(Document transcript data)
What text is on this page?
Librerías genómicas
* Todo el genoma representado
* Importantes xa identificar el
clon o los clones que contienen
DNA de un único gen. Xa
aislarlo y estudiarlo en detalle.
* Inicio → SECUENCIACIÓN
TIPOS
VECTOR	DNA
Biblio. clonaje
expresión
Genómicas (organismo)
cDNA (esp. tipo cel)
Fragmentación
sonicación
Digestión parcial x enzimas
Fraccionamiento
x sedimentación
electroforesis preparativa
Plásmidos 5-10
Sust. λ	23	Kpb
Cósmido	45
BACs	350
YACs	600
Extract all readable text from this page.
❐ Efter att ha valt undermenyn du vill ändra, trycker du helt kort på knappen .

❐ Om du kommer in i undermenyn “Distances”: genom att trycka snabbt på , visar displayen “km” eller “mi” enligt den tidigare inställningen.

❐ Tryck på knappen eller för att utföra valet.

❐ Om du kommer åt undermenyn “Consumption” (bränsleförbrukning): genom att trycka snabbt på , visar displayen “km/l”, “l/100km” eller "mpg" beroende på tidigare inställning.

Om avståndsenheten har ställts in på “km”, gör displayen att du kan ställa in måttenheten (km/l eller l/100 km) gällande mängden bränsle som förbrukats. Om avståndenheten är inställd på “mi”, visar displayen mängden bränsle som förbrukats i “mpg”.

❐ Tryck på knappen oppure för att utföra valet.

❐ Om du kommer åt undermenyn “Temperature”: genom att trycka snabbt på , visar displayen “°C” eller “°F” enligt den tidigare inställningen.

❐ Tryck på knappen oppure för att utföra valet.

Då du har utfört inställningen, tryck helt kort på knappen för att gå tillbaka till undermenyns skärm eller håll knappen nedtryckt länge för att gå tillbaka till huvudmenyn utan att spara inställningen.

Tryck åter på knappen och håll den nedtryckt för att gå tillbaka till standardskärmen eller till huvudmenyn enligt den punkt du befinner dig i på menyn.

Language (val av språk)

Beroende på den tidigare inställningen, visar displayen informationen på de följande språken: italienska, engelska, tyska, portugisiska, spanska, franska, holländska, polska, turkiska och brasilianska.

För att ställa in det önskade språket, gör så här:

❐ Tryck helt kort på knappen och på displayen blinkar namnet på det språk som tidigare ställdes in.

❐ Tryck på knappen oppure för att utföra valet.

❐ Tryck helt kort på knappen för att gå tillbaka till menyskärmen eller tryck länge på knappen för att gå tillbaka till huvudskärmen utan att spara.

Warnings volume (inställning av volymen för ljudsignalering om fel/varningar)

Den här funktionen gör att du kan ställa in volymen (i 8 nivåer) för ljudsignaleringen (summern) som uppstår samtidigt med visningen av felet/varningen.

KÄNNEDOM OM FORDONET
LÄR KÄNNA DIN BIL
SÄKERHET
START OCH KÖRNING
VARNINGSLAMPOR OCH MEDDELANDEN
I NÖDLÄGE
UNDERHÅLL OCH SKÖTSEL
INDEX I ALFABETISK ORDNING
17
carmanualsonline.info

• **Description of the task**
Filter the records down to the lines containing the word "this", and copy those.

• **Result of the task**
What text is on this page?
Extract all readable text from this page.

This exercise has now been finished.